## EXERCISE MATERIALS
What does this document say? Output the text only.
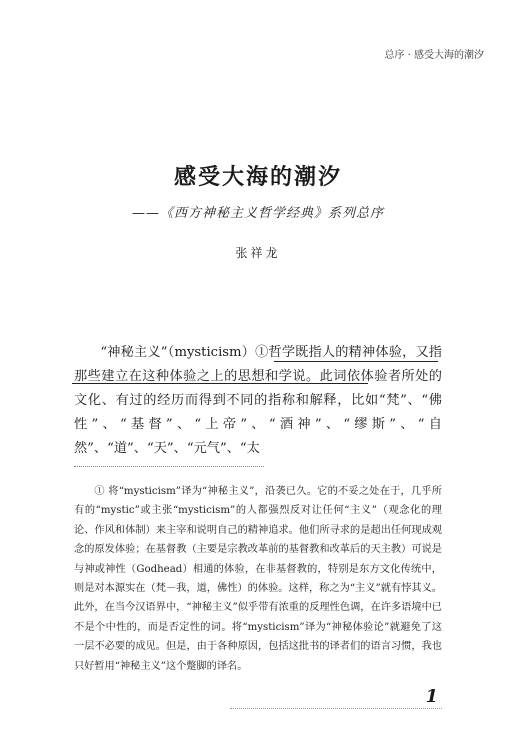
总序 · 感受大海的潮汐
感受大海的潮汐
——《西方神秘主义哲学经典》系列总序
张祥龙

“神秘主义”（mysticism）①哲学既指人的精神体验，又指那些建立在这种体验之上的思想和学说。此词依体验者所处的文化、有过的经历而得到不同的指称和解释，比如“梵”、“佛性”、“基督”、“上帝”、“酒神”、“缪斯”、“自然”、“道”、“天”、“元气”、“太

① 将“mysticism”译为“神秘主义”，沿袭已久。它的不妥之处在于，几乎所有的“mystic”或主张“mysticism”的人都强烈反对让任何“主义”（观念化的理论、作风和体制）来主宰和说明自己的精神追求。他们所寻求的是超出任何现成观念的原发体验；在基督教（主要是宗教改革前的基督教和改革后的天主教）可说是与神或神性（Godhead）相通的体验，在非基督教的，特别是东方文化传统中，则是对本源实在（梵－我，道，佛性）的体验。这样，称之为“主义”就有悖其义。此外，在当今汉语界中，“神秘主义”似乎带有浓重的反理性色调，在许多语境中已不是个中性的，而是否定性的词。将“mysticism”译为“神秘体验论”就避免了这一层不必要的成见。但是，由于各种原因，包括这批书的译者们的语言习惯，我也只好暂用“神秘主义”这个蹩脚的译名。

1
==
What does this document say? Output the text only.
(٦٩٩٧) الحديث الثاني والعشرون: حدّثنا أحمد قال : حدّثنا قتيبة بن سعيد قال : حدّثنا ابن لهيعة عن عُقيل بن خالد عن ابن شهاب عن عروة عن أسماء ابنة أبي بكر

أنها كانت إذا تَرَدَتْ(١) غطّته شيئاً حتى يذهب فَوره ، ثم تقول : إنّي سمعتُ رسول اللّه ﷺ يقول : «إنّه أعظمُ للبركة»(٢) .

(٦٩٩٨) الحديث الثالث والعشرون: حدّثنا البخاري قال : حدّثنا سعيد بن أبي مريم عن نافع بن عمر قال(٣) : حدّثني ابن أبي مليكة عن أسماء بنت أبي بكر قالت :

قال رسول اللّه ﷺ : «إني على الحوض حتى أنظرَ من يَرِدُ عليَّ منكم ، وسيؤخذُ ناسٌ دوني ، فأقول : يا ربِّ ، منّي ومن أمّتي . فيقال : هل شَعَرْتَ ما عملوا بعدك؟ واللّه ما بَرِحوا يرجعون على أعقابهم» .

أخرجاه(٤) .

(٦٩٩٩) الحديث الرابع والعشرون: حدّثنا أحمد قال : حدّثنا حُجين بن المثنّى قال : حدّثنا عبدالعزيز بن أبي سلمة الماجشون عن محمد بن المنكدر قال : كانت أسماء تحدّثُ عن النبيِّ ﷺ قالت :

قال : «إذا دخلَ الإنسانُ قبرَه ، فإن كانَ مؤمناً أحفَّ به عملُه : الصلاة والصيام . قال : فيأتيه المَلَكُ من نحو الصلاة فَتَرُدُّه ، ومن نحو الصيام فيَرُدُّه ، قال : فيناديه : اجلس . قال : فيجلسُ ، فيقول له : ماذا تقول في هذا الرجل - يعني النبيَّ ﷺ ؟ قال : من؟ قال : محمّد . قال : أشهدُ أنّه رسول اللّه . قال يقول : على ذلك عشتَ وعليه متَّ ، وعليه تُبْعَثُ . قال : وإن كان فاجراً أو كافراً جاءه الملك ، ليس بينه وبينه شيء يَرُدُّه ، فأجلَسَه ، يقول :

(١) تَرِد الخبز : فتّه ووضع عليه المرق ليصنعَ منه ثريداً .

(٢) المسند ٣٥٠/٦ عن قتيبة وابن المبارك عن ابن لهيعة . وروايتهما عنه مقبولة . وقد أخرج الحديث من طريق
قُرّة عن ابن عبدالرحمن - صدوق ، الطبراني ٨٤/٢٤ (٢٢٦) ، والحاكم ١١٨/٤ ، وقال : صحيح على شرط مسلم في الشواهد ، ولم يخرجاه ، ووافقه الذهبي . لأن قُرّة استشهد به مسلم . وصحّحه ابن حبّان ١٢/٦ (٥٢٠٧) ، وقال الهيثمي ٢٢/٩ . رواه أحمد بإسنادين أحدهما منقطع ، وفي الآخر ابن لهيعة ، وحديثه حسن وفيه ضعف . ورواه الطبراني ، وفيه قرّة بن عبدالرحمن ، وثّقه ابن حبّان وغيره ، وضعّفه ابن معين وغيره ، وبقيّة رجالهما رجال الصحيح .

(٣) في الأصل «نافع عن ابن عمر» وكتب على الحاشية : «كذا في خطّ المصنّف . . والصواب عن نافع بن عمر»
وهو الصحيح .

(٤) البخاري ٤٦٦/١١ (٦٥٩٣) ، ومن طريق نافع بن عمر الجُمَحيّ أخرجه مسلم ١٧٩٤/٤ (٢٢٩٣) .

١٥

## DIRECTIVE
Where a line of the records above holds the word "النبي", copy that line.

## COMPLETE OUTPUT
(٦٩٩٩) الحديث الرابع والعشرون: حدّثنا أحمد قال : حدّثنا حُجين بن المثنّى قال : حدّثنا عبدالعزيز بن أبي سلمة الماجشون عن محمد بن المنكدر قال : كانت أسماء تحدّثُ عن النبيِّ ﷺ قالت :
قال : «إذا دخلَ الإنسانُ قبرَه ، فإن كانَ مؤمناً أحفَّ به عملُه : الصلاة والصيام . قال : فيأتيه المَلَكُ من نحو الصلاة فَتَرُدُّه ، ومن نحو الصيام فيَرُدُّه ، قال : فيناديه : اجلس . قال : فيجلسُ ، فيقول له : ماذا تقول في هذا الرجل - يعني النبيَّ ﷺ ؟ قال : من؟ قال : محمّد . قال : أشهدُ أنّه رسول اللّه . قال يقول : على ذلك عشتَ وعليه متَّ ، وعليه تُبْعَثُ . قال : وإن كان فاجراً أو كافراً جاءه الملك ، ليس بينه وبينه شيء يَرُدُّه ، فأجلَسَه ، يقول :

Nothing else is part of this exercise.